== Goal of the exercise ==
Determine which lines of the records include the word "ylabel", and copy them.

== Given records ==
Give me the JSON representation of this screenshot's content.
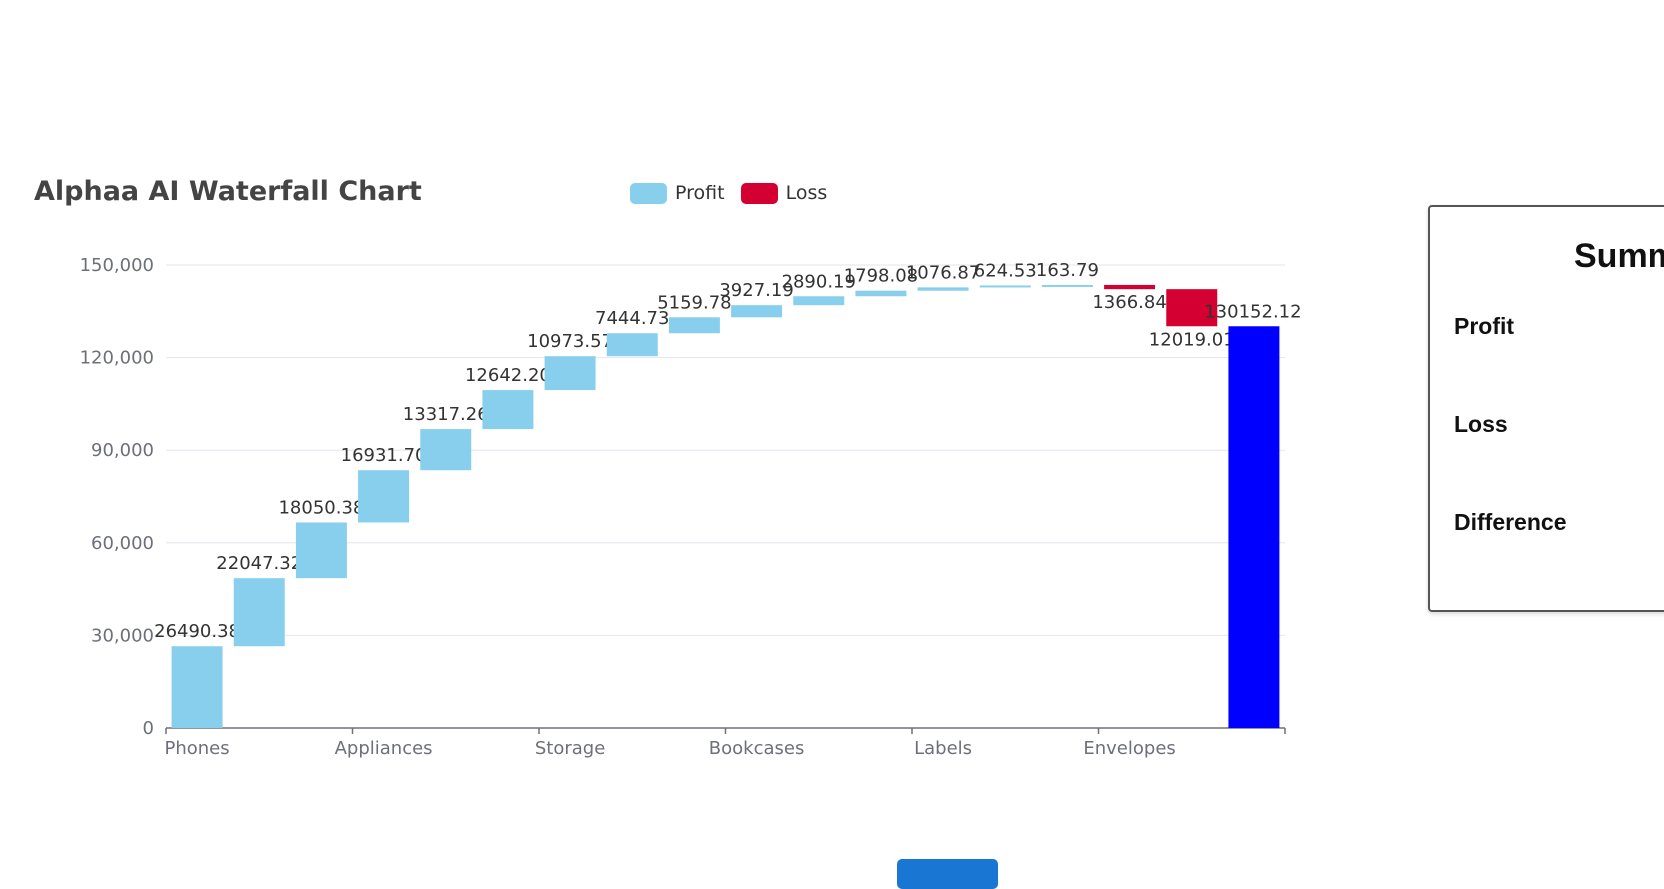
{
  "title": "Alphaa AI Waterfall Chart",
  "legend": [
    {
      "label": "Profit",
      "color": "#87cfed"
    },
    {
      "label": "Loss",
      "color": "#d50032"
    }
  ],
  "summary": {
    "title": "Summ",
    "rows": [
      "Profit",
      "Loss",
      "Difference"
    ]
  },
  "chart_data": {
    "type": "bar",
    "title": "Alphaa AI Waterfall Chart",
    "ylim": [
      0,
      150000
    ],
    "yticks": [
      "0",
      "30,000",
      "60,000",
      "90,000",
      "120,000",
      "150,000"
    ],
    "x_tick_labels": [
      "Phones",
      "Appliances",
      "Storage",
      "Bookcases",
      "Labels",
      "Envelopes"
    ],
    "grid": true,
    "legend_position": "top",
    "colors": {
      "profit": "#87cfed",
      "loss": "#d50032",
      "total": "#0000ff"
    },
    "series": [
      {
        "name": "Profit",
        "values": [
          26490.38,
          22047.32,
          18050.38,
          16931.7,
          13317.26,
          12642.2,
          10973.57,
          7444.73,
          5159.78,
          3927.19,
          2890.19,
          1798.08,
          1076.87,
          624.53,
          163.79
        ]
      },
      {
        "name": "Loss",
        "values": [
          1366.84,
          12019.01
        ]
      }
    ],
    "bars": [
      {
        "value": 26490.38,
        "label": "26490.38",
        "kind": "profit"
      },
      {
        "value": 22047.32,
        "label": "22047.32",
        "kind": "profit"
      },
      {
        "value": 18050.38,
        "label": "18050.38",
        "kind": "profit"
      },
      {
        "value": 16931.7,
        "label": "16931.70",
        "kind": "profit"
      },
      {
        "value": 13317.26,
        "label": "13317.26",
        "kind": "profit"
      },
      {
        "value": 12642.2,
        "label": "12642.20",
        "kind": "profit"
      },
      {
        "value": 10973.57,
        "label": "10973.57",
        "kind": "profit"
      },
      {
        "value": 7444.73,
        "label": "7444.73",
        "kind": "profit"
      },
      {
        "value": 5159.78,
        "label": "5159.78",
        "kind": "profit"
      },
      {
        "value": 3927.19,
        "label": "3927.19",
        "kind": "profit"
      },
      {
        "value": 2890.19,
        "label": "2890.19",
        "kind": "profit"
      },
      {
        "value": 1798.08,
        "label": "1798.08",
        "kind": "profit"
      },
      {
        "value": 1076.87,
        "label": "1076.87",
        "kind": "profit"
      },
      {
        "value": 624.53,
        "label": "624.53",
        "kind": "profit"
      },
      {
        "value": 163.79,
        "label": "163.79",
        "kind": "profit"
      },
      {
        "value": 1366.84,
        "label": "1366.84",
        "kind": "loss"
      },
      {
        "value": 12019.01,
        "label": "12019.01",
        "kind": "loss"
      },
      {
        "value": 130152.12,
        "label": "130152.12",
        "kind": "total"
      }
    ]
  }
}
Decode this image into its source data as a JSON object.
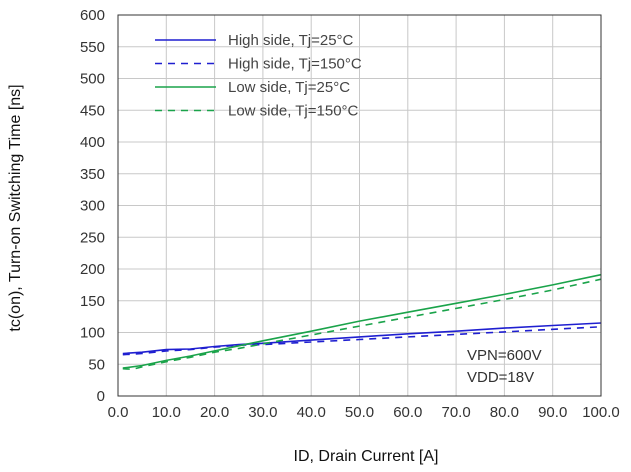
{
  "chart_data": {
    "type": "line",
    "title": "",
    "xlabel": "ID, Drain Current [A]",
    "ylabel": "tc(on), Turn-on Switching Time [ns]",
    "xlim": [
      0,
      100
    ],
    "ylim": [
      0,
      600
    ],
    "xticks": [
      "0.0",
      "10.0",
      "20.0",
      "30.0",
      "40.0",
      "50.0",
      "60.0",
      "70.0",
      "80.0",
      "90.0",
      "100.0"
    ],
    "yticks": [
      "0",
      "50",
      "100",
      "150",
      "200",
      "250",
      "300",
      "350",
      "400",
      "450",
      "500",
      "550",
      "600"
    ],
    "grid": true,
    "legend_position": "top-left",
    "annotations": [
      "VPN=600V",
      "VDD=18V"
    ],
    "series": [
      {
        "name": "High side, Tj=25°C",
        "color": "#1f1fd0",
        "dash": "solid",
        "x": [
          1,
          5,
          10,
          15,
          20,
          25,
          30,
          40,
          50,
          60,
          70,
          80,
          90,
          100
        ],
        "y": [
          67,
          69,
          73,
          74,
          78,
          81,
          83,
          88,
          93,
          98,
          102,
          107,
          111,
          115
        ]
      },
      {
        "name": "High side, Tj=150°C",
        "color": "#1f1fd0",
        "dash": "dashed",
        "x": [
          1,
          5,
          10,
          15,
          20,
          25,
          30,
          40,
          50,
          60,
          70,
          80,
          90,
          100
        ],
        "y": [
          65,
          67,
          71,
          73,
          77,
          80,
          81,
          85,
          89,
          93,
          97,
          101,
          105,
          109
        ]
      },
      {
        "name": "Low side, Tj=25°C",
        "color": "#1aa34a",
        "dash": "solid",
        "x": [
          1,
          5,
          10,
          15,
          20,
          25,
          30,
          40,
          50,
          60,
          70,
          80,
          90,
          100
        ],
        "y": [
          44,
          48,
          56,
          63,
          71,
          79,
          87,
          102,
          118,
          132,
          146,
          160,
          175,
          191
        ]
      },
      {
        "name": "Low side, Tj=150°C",
        "color": "#1aa34a",
        "dash": "dashed",
        "x": [
          1,
          3,
          5,
          10,
          15,
          20,
          25,
          30,
          40,
          50,
          60,
          70,
          80,
          90,
          100
        ],
        "y": [
          43,
          42,
          46,
          54,
          61,
          69,
          75,
          82,
          96,
          110,
          124,
          138,
          152,
          167,
          184
        ]
      }
    ]
  }
}
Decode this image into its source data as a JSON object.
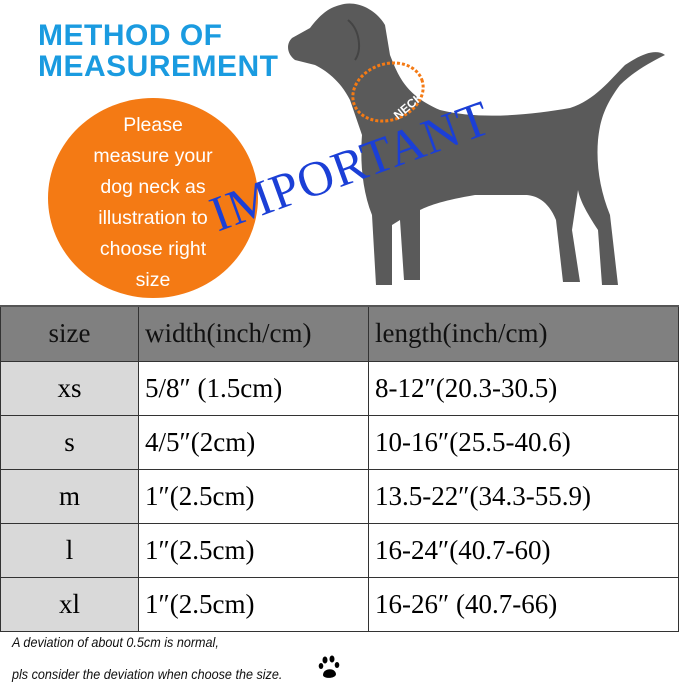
{
  "title": [
    "METHOD OF",
    "MEASUREMENT"
  ],
  "instruction": [
    "Please",
    "measure your",
    "dog neck as",
    "illustration to",
    "choose right",
    "size"
  ],
  "neck_label": "NECK",
  "stamp": "IMPORTANT",
  "colors": {
    "title": "#1a9be0",
    "circle": "#f47a14",
    "stamp": "#1b3fd6",
    "dog": "#5a5a5a",
    "header": "#808080"
  },
  "table": {
    "headers": [
      "size",
      "width(inch/cm)",
      "length(inch/cm)"
    ],
    "rows": [
      [
        "xs",
        "5/8″ (1.5cm)",
        "8-12″(20.3-30.5)"
      ],
      [
        "s",
        "4/5″(2cm)",
        "10-16″(25.5-40.6)"
      ],
      [
        "m",
        "1″(2.5cm)",
        "13.5-22″(34.3-55.9)"
      ],
      [
        "l",
        "1″(2.5cm)",
        "16-24″(40.7-60)"
      ],
      [
        "xl",
        "1″(2.5cm)",
        "16-26″ (40.7-66)"
      ]
    ]
  },
  "notes": [
    "A deviation of about 0.5cm is normal,",
    "pls consider the deviation when choose the size."
  ],
  "icons": {
    "paw": "paw-icon"
  }
}
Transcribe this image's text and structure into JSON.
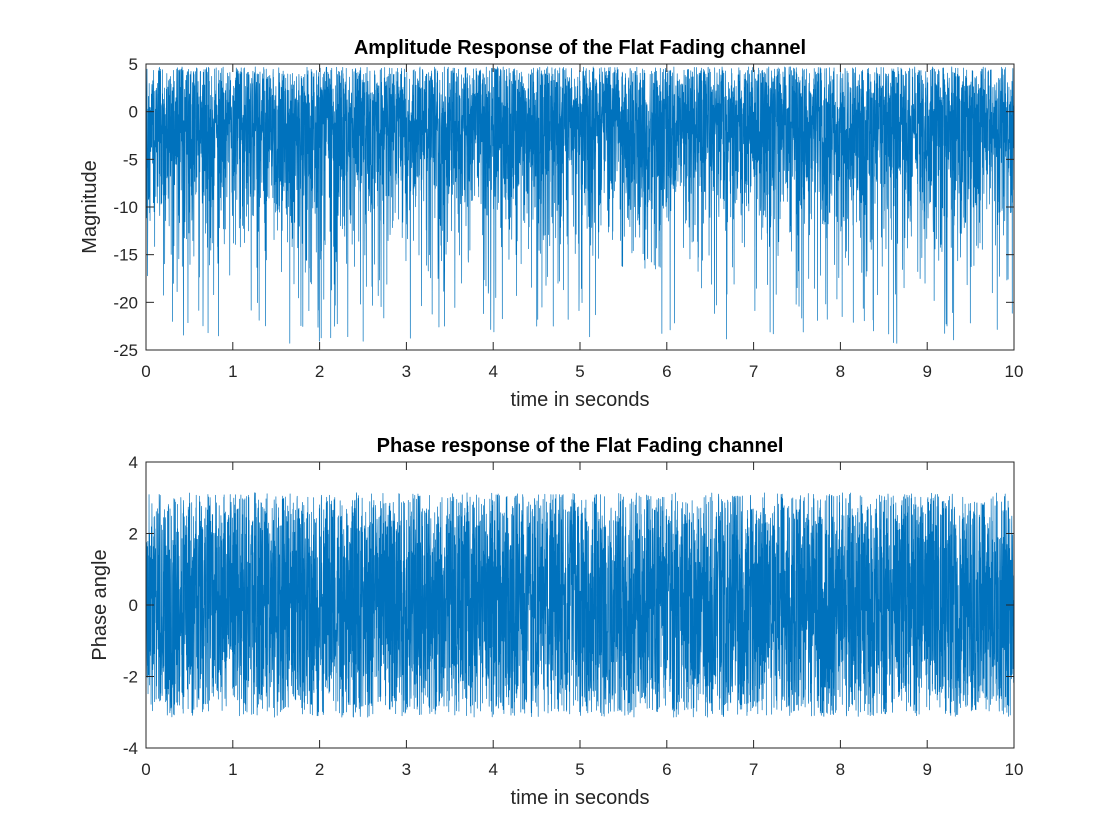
{
  "figure": {
    "background": "#ffffff"
  },
  "chart_data": [
    {
      "type": "line",
      "title": "Amplitude Response of the Flat Fading channel",
      "xlabel": "time in seconds",
      "ylabel": "Magnitude",
      "xlim": [
        0,
        10
      ],
      "ylim": [
        -25,
        5
      ],
      "xticks": [
        0,
        1,
        2,
        3,
        4,
        5,
        6,
        7,
        8,
        9,
        10
      ],
      "yticks": [
        5,
        0,
        -5,
        -10,
        -15,
        -20,
        -25
      ],
      "grid": false,
      "legend": "none",
      "line_color": "#0072BD",
      "series": [
        {
          "sampling": "dense Rayleigh fading envelope in dB, approx 1000 samples/s over 0–10 s",
          "typical_range": [
            -8,
            3
          ],
          "max_value": 4.7,
          "notable_deep_fades": [
            {
              "x": 0.43,
              "y": -18.0
            },
            {
              "x": 0.78,
              "y": -19.2
            },
            {
              "x": 2.18,
              "y": -20.3
            },
            {
              "x": 4.03,
              "y": -19.5
            },
            {
              "x": 5.18,
              "y": -21.3
            },
            {
              "x": 8.02,
              "y": -21.5
            },
            {
              "x": 8.38,
              "y": -23.0
            },
            {
              "x": 8.65,
              "y": -24.3
            },
            {
              "x": 9.75,
              "y": -19.0
            }
          ]
        }
      ]
    },
    {
      "type": "line",
      "title": "Phase response of the Flat Fading channel",
      "xlabel": "time in seconds",
      "ylabel": "Phase angle",
      "xlim": [
        0,
        10
      ],
      "ylim": [
        -4,
        4
      ],
      "xticks": [
        0,
        1,
        2,
        3,
        4,
        5,
        6,
        7,
        8,
        9,
        10
      ],
      "yticks": [
        4,
        2,
        0,
        -2,
        -4
      ],
      "grid": false,
      "legend": "none",
      "line_color": "#0072BD",
      "series": [
        {
          "sampling": "dense wrapped phase, approx 1000 samples/s over 0–10 s",
          "range": [
            -3.1416,
            3.1416
          ]
        }
      ]
    }
  ]
}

== Answer to the task ==
    "ylabel": "tc(on), Turn-on Switching Time [ns]",
      "ylabel": "Magnitude",
      "ylabel": "Phase angle",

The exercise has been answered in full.